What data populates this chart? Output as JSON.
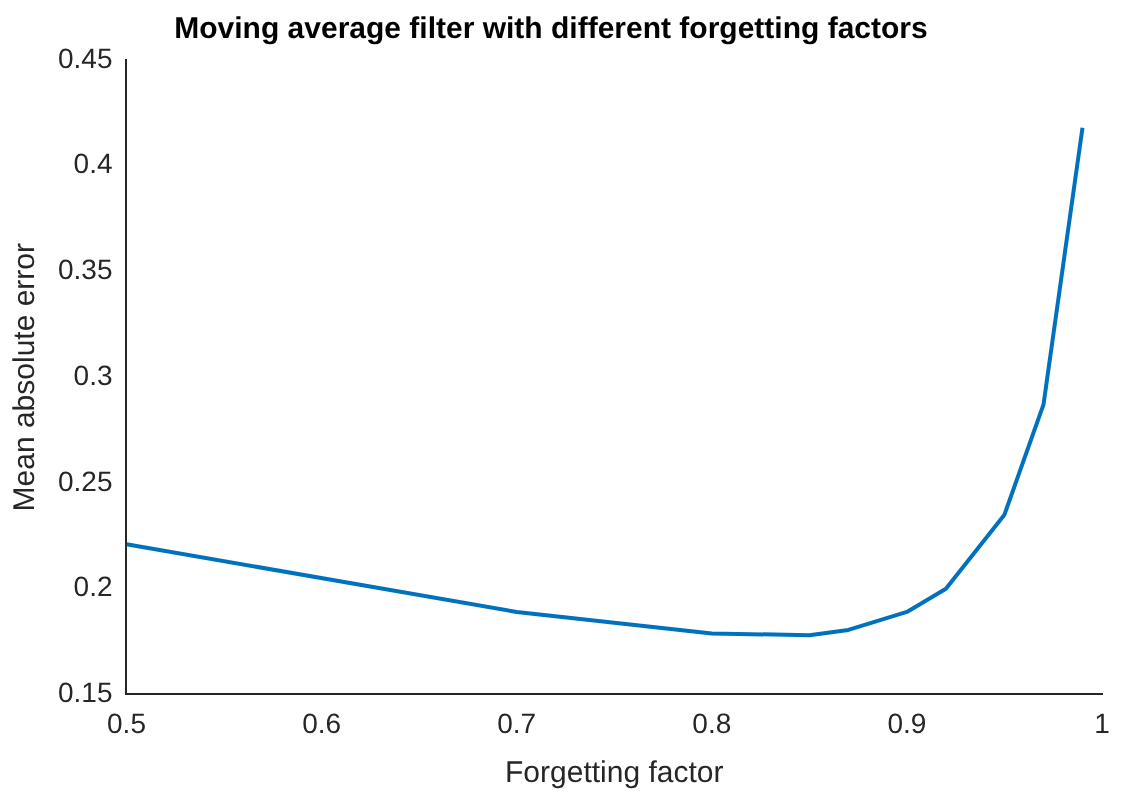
{
  "chart_data": {
    "type": "line",
    "title": "Moving average filter with different forgetting factors",
    "xlabel": "Forgetting factor",
    "ylabel": "Mean absolute error",
    "x": [
      0.5,
      0.7,
      0.8,
      0.85,
      0.87,
      0.9,
      0.92,
      0.95,
      0.97,
      0.99
    ],
    "series": [
      {
        "color": "#0072bd",
        "values": [
          0.221,
          0.189,
          0.1788,
          0.178,
          0.1805,
          0.189,
          0.2,
          0.235,
          0.287,
          0.418
        ]
      }
    ],
    "xlim": [
      0.5,
      1
    ],
    "xticks": [
      0.5,
      0.6,
      0.7,
      0.8,
      0.9,
      1
    ],
    "ylim": [
      0.15,
      0.45
    ],
    "yticks": [
      0.15,
      0.2,
      0.25,
      0.3,
      0.35,
      0.4,
      0.45
    ],
    "grid": false,
    "legend": false,
    "marker": "none",
    "line_style": "solid"
  }
}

SET TASK → Except for the pictures, copy every line of the records above exactly.

REPLY TO THE TASK →
What data populates this chart? Output as JSON.
{
  "chart_data": {
    "type": "line",
    "title": "Moving average filter with different forgetting factors",
    "xlabel": "Forgetting factor",
    "ylabel": "Mean absolute error",
    "x": [
      0.5,
      0.7,
      0.8,
      0.85,
      0.87,
      0.9,
      0.92,
      0.95,
      0.97,
      0.99
    ],
    "series": [
      {
        "color": "#0072bd",
        "values": [
          0.221,
          0.189,
          0.1788,
          0.178,
          0.1805,
          0.189,
          0.2,
          0.235,
          0.287,
          0.418
        ]
      }
    ],
    "xlim": [
      0.5,
      1
    ],
    "xticks": [
      0.5,
      0.6,
      0.7,
      0.8,
      0.9,
      1
    ],
    "ylim": [
      0.15,
      0.45
    ],
    "yticks": [
      0.15,
      0.2,
      0.25,
      0.3,
      0.35,
      0.4,
      0.45
    ],
    "grid": false,
    "legend": false,
    "marker": "none",
    "line_style": "solid"
  }
}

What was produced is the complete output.